Dataset extract start
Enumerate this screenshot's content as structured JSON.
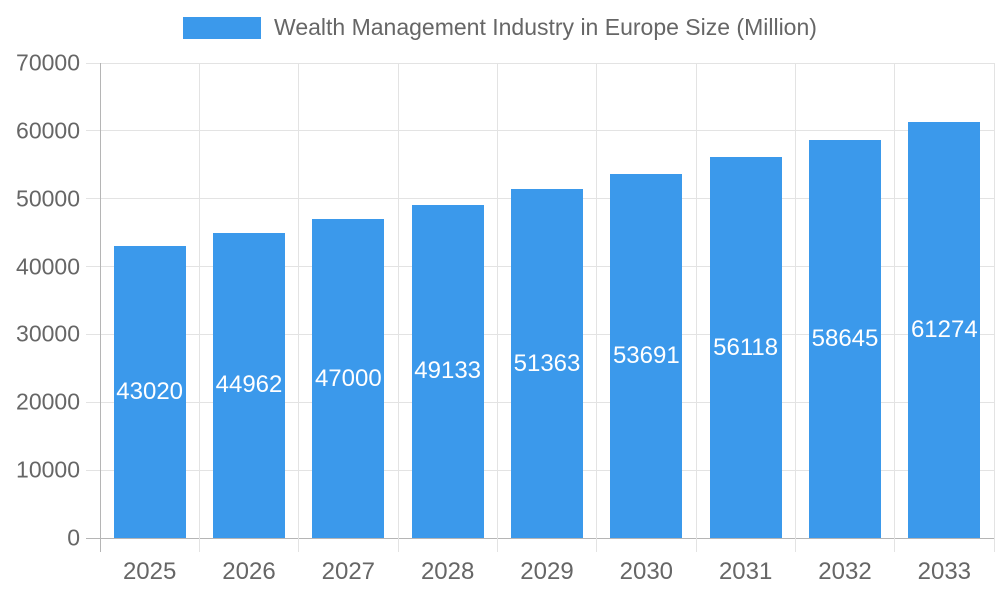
{
  "chart_data": {
    "type": "bar",
    "title": "Wealth Management Industry in Europe Size (Million)",
    "categories": [
      "2025",
      "2026",
      "2027",
      "2028",
      "2029",
      "2030",
      "2031",
      "2032",
      "2033"
    ],
    "values": [
      43020,
      44962,
      47000,
      49133,
      51363,
      53691,
      56118,
      58645,
      61274
    ],
    "xlabel": "",
    "ylabel": "",
    "ylim": [
      0,
      70000
    ],
    "ytick_step": 10000,
    "yticks": [
      0,
      10000,
      20000,
      30000,
      40000,
      50000,
      60000,
      70000
    ],
    "grid": true,
    "legend_position": "top",
    "value_label_position": "inside-center",
    "colors": {
      "bar": "#3b99eb",
      "grid": "#e3e3e3",
      "axis_line": "#b5b5b5",
      "tick_text": "#666666",
      "value_label_text": "#ffffff",
      "background": "#ffffff"
    }
  }
}
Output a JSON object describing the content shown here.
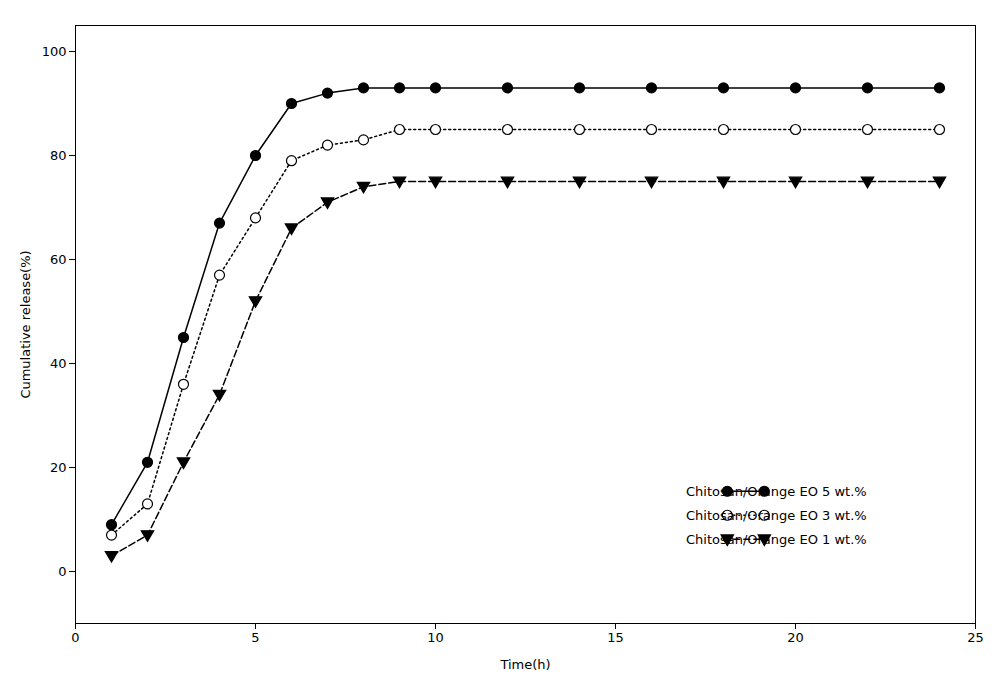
{
  "chart_data": {
    "type": "line",
    "x": [
      1,
      2,
      3,
      4,
      5,
      6,
      7,
      8,
      9,
      10,
      12,
      14,
      16,
      18,
      20,
      22,
      24
    ],
    "series": [
      {
        "name": "Chitosan/Orange EO 5 wt.%",
        "color": "#000000",
        "marker": "circle",
        "line_style": "solid",
        "values": [
          9,
          21,
          45,
          67,
          80,
          90,
          92,
          93,
          93,
          93,
          93,
          93,
          93,
          93,
          93,
          93,
          93
        ]
      },
      {
        "name": "Chitosan/Orange EO 3 wt.%",
        "color": "#000000",
        "marker": "open-circle",
        "line_style": "dotted",
        "values": [
          7,
          13,
          36,
          57,
          68,
          79,
          82,
          83,
          85,
          85,
          85,
          85,
          85,
          85,
          85,
          85,
          85
        ]
      },
      {
        "name": "Chitosan/Orange EO 1 wt.%",
        "color": "#000000",
        "marker": "triangle-down",
        "line_style": "dashed",
        "values": [
          3,
          7,
          21,
          34,
          52,
          66,
          71,
          74,
          75,
          75,
          75,
          75,
          75,
          75,
          75,
          75,
          75
        ]
      }
    ],
    "xlabel": "Time(h)",
    "ylabel": "Cumulative release(%)",
    "xlim": [
      0,
      25
    ],
    "ylim": [
      -10,
      105
    ],
    "xticks": [
      0,
      5,
      10,
      15,
      20,
      25
    ],
    "yticks": [
      0,
      20,
      40,
      60,
      80,
      100
    ],
    "grid": false,
    "legend": "lower right"
  }
}
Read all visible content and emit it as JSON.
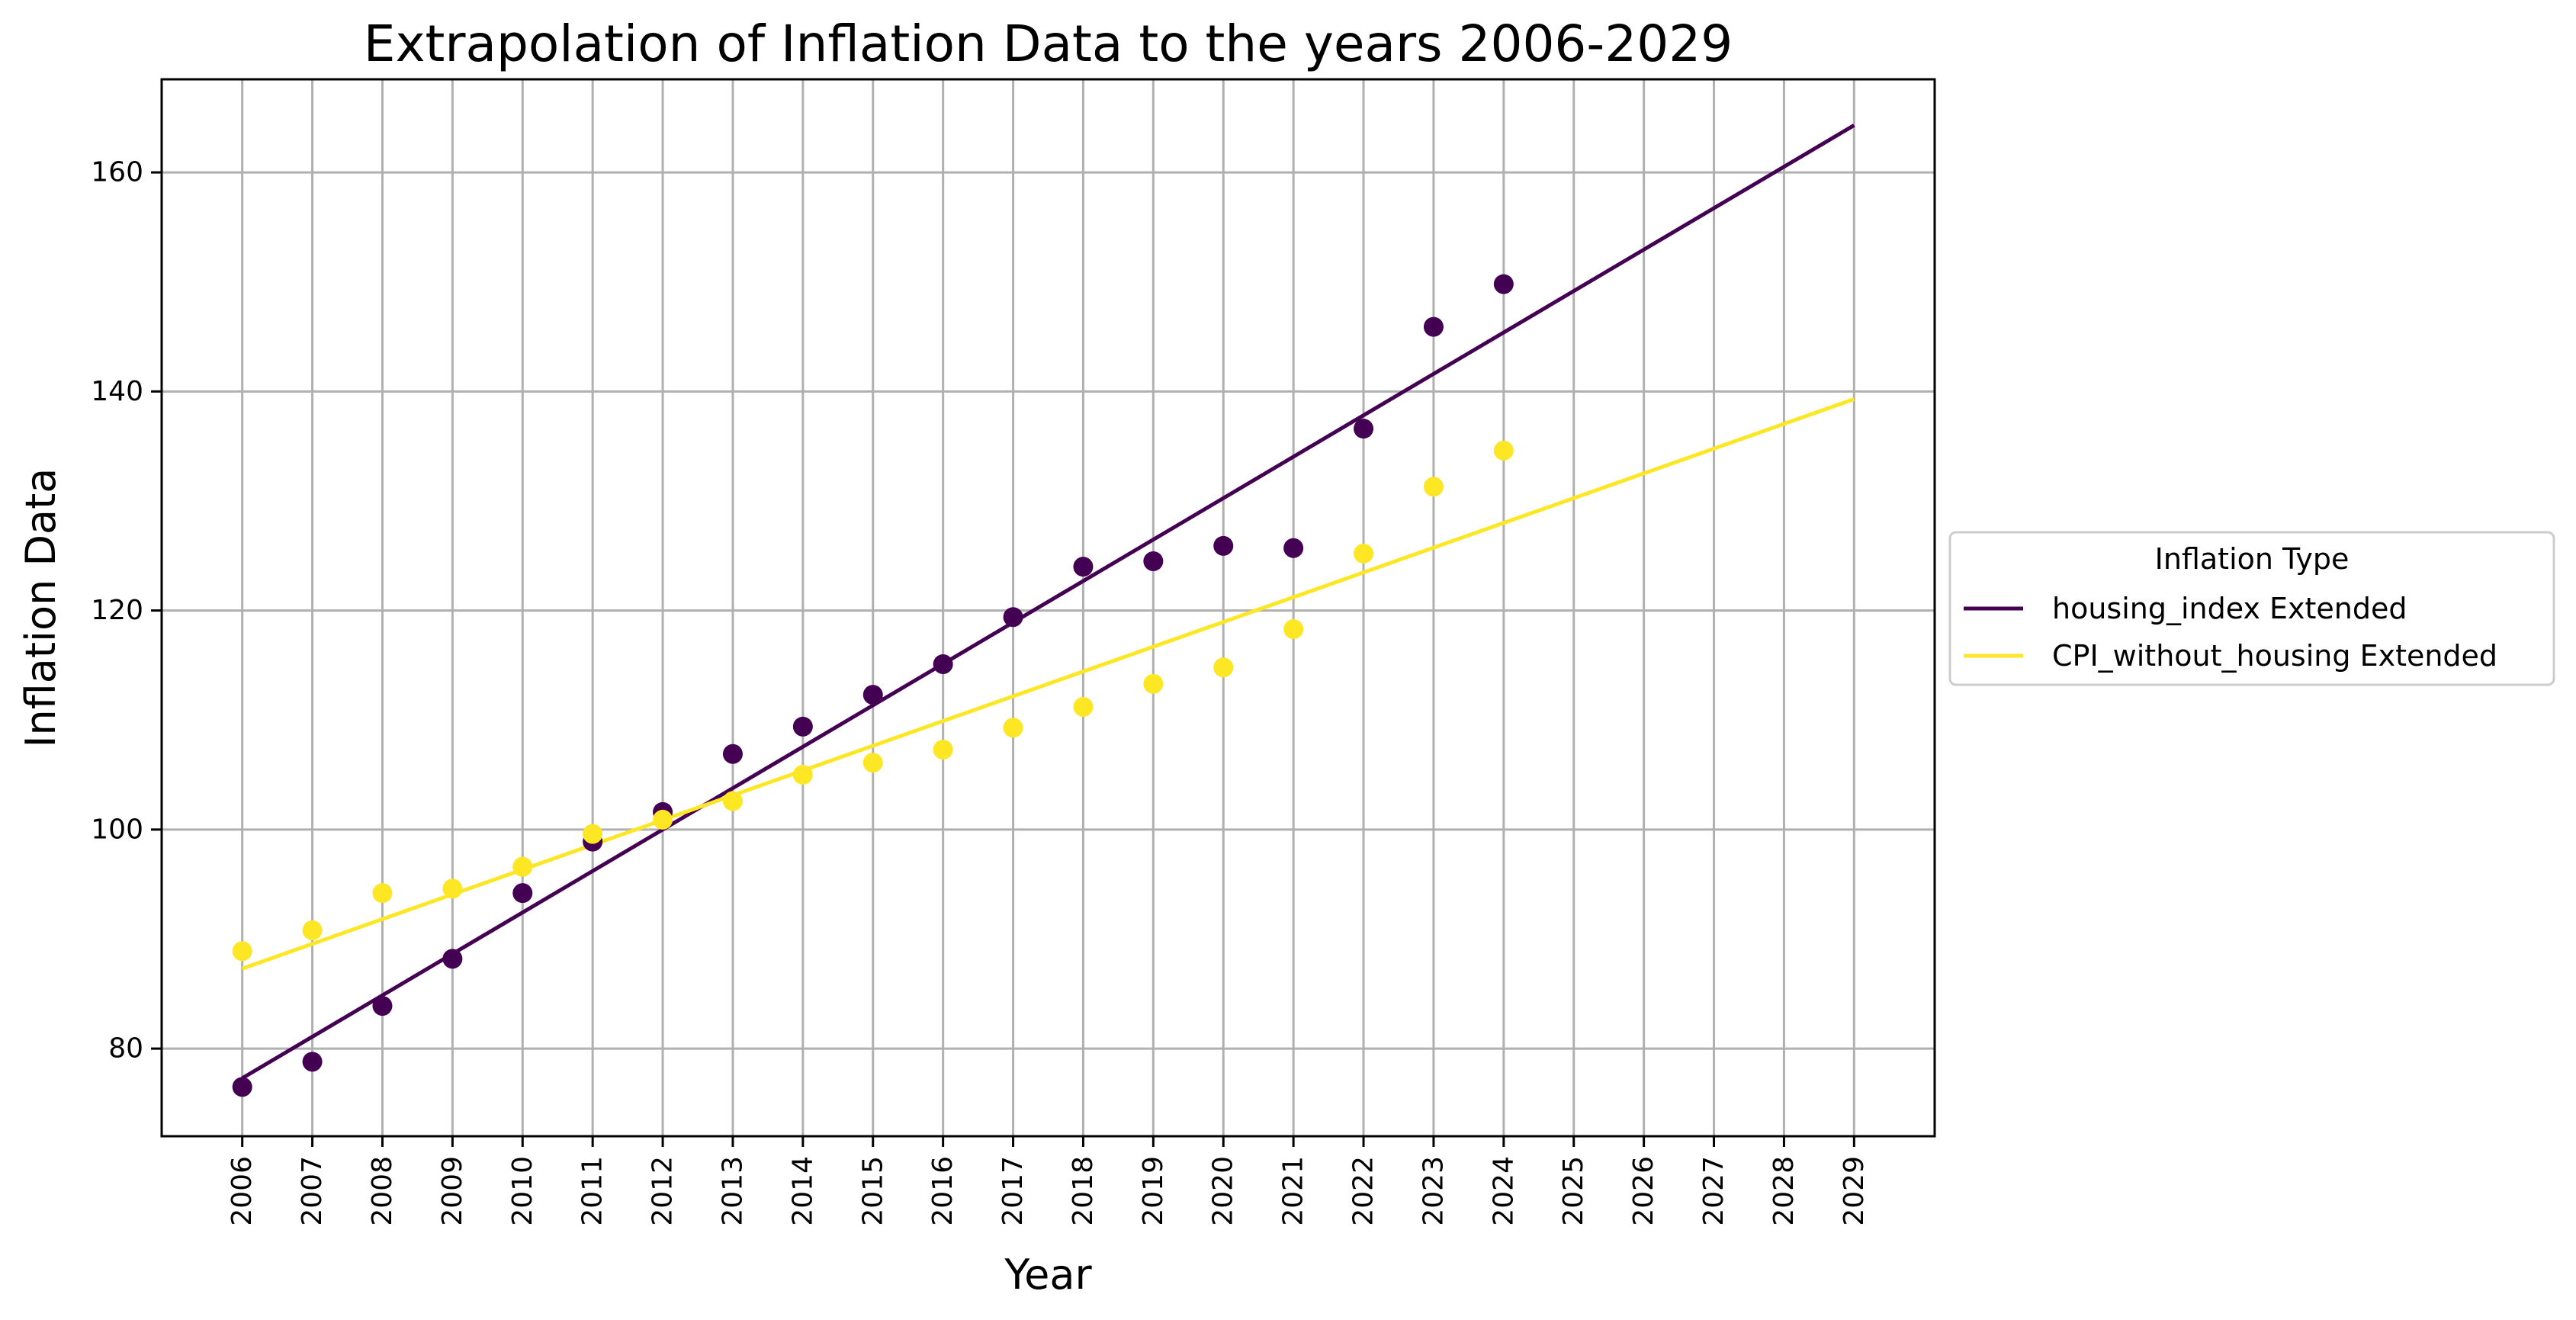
{
  "chart_data": {
    "type": "scatter",
    "title": "Extrapolation of Inflation Data to the years 2006-2029",
    "xlabel": "Year",
    "ylabel": "Inflation Data",
    "x_ticks": [
      2006,
      2007,
      2008,
      2009,
      2010,
      2011,
      2012,
      2013,
      2014,
      2015,
      2016,
      2017,
      2018,
      2019,
      2020,
      2021,
      2022,
      2023,
      2024,
      2025,
      2026,
      2027,
      2028,
      2029
    ],
    "y_ticks": [
      80,
      100,
      120,
      140,
      160
    ],
    "xlim": [
      2004.85,
      2030.15
    ],
    "ylim": [
      72.0,
      168.5
    ],
    "grid": true,
    "legend": {
      "title": "Inflation Type",
      "placement": "outside-right"
    },
    "series": [
      {
        "name": "housing_index Extended",
        "color": "#440154",
        "points": {
          "x": [
            2006,
            2007,
            2008,
            2009,
            2010,
            2011,
            2012,
            2013,
            2014,
            2015,
            2016,
            2017,
            2018,
            2019,
            2020,
            2021,
            2022,
            2023,
            2024
          ],
          "y": [
            76.5,
            78.8,
            83.9,
            88.2,
            94.2,
            98.9,
            101.6,
            106.9,
            109.4,
            112.3,
            115.1,
            119.4,
            124.0,
            124.5,
            125.9,
            125.7,
            136.6,
            145.9,
            149.8
          ]
        },
        "trend": {
          "x": [
            2006,
            2029
          ],
          "y": [
            77.3,
            164.3
          ]
        }
      },
      {
        "name": "CPI_without_housing Extended",
        "color": "#fde725",
        "points": {
          "x": [
            2006,
            2007,
            2008,
            2009,
            2010,
            2011,
            2012,
            2013,
            2014,
            2015,
            2016,
            2017,
            2018,
            2019,
            2020,
            2021,
            2022,
            2023,
            2024
          ],
          "y": [
            88.9,
            90.8,
            94.2,
            94.6,
            96.6,
            99.6,
            100.9,
            102.6,
            105.0,
            106.1,
            107.3,
            109.3,
            111.2,
            113.3,
            114.8,
            118.3,
            125.2,
            131.3,
            134.6
          ]
        },
        "trend": {
          "x": [
            2006,
            2029
          ],
          "y": [
            87.3,
            139.3
          ]
        }
      }
    ]
  }
}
Dataset extract end
• _To be done_
Check each line of the entries above, and show every one holding the word "Extended".

• _Completed exercise_
        "name": "housing_index Extended",
        "name": "CPI_without_housing Extended",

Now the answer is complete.